╭─ EXTRACT
---
name: generate-requirement-drafts
description: "Generates draft requirements from Simulink models. Use when drafting or updating requirement artifacts from a model. Prefers Requirements Toolbox (.slreqx) when available; falls back to structured YAML."
license: MathWorks BSD-3-Clause
metadata:
  version: "2.1"
---

# Generate Requirement Drafts

Generate draft requirements from Simulink models using the richest artifact the environment supports. All outputs are **drafts** requiring human review and approval before baselining.

## When to Use
- Drafting or updating requirements from a Simulink model
- Creating `.slreqx` or `.yaml` requirements artifacts
- Establishing model-to-requirement traceability

## When NOT to Use
- Importing requirements from an existing source of truth (ReqIF, DOORS, Word, Excel) — use Requirements Toolbox import APIs directly
- Writing or running tests — use the `testing-simulink-models` skill
- Free-form prose notes with no saved artifact
- User explicitly wants a different text format (markdown, Word)

## Output Conventions
- Default file names: `<Model>_Requirements.slreqx` or `<model>_requirements.yaml`
- Stable IDs: `REQ_<SYSTEM>_001`, `REQ_<SYSTEM>_002`, …
- Follow repo conventions if `.slreqx` or `.yaml` files already exist
- When updating an existing artifact, preserve existing IDs — append new IDs, never renumber
- Every generated requirement must be marked as draft — use `"draft"` in Keywords (slreq) or `status: Draft` + `keywords: [draft]` (YAML)
╰─
╭─ SOURCE MATERIAL
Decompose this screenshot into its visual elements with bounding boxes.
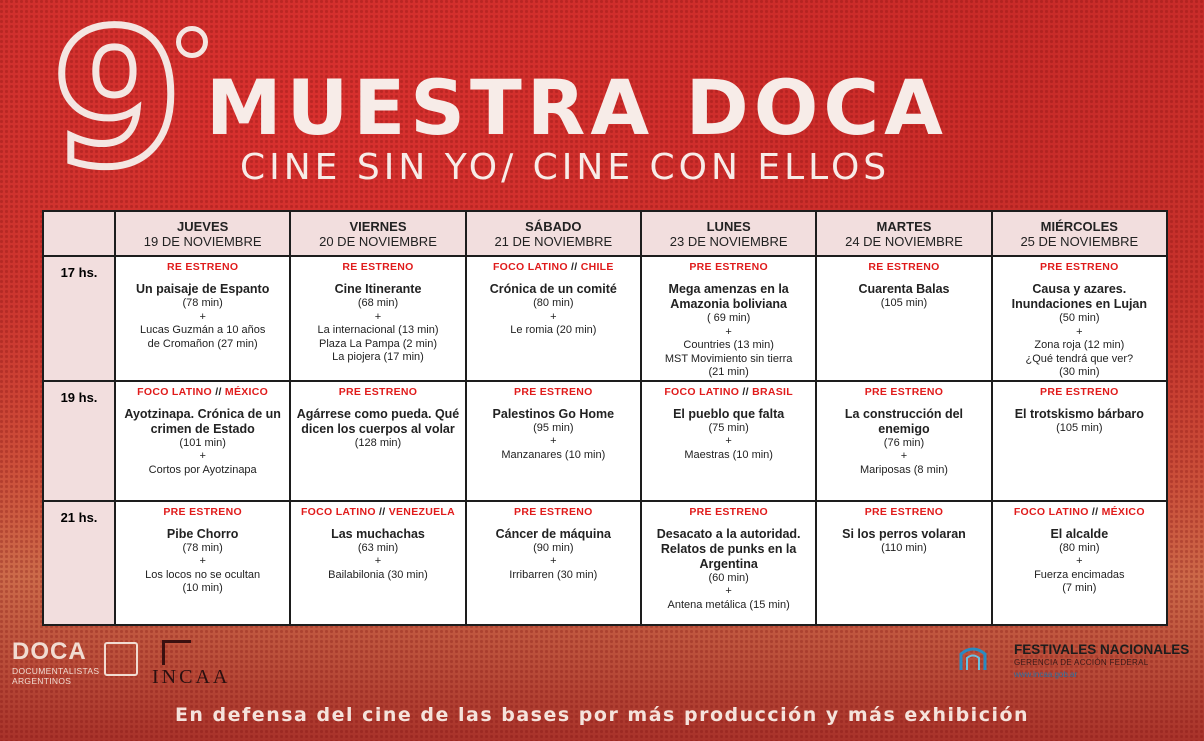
╰─
**WHAT YOU ARE ASKED TO DO:** Echo the whole generate-requirement-drafts skill file back word for word. The material isn't needed here.

**TASK ANSWER:**
---
name: generate-requirement-drafts
description: "Generates draft requirements from Simulink models. Use when drafting or updating requirement artifacts from a model. Prefers Requirements Toolbox (.slreqx) when available; falls back to structured YAML."
license: MathWorks BSD-3-Clause
metadata:
  version: "2.1"
---

# Generate Requirement Drafts

Generate draft requirements from Simulink models using the richest artifact the environment supports. All outputs are **drafts** requiring human review and approval before baselining.

## When to Use
- Drafting or updating requirements from a Simulink model
- Creating `.slreqx` or `.yaml` requirements artifacts
- Establishing model-to-requirement traceability

## When NOT to Use
- Importing requirements from an existing source of truth (ReqIF, DOORS, Word, Excel) — use Requirements Toolbox import APIs directly
- Writing or running tests — use the `testing-simulink-models` skill
- Free-form prose notes with no saved artifact
- User explicitly wants a different text format (markdown, Word)

## Output Conventions
- Default file names: `<Model>_Requirements.slreqx` or `<model>_requirements.yaml`
- Stable IDs: `REQ_<SYSTEM>_001`, `REQ_<SYSTEM>_002`, …
- Follow repo conventions if `.slreqx` or `.yaml` files already exist
- When updating an existing artifact, preserve existing IDs — append new IDs, never renumber
- Every generated requirement must be marked as draft — use `"draft"` in Keywords (slreq) or `status: Draft` + `keywords: [draft]` (YAML)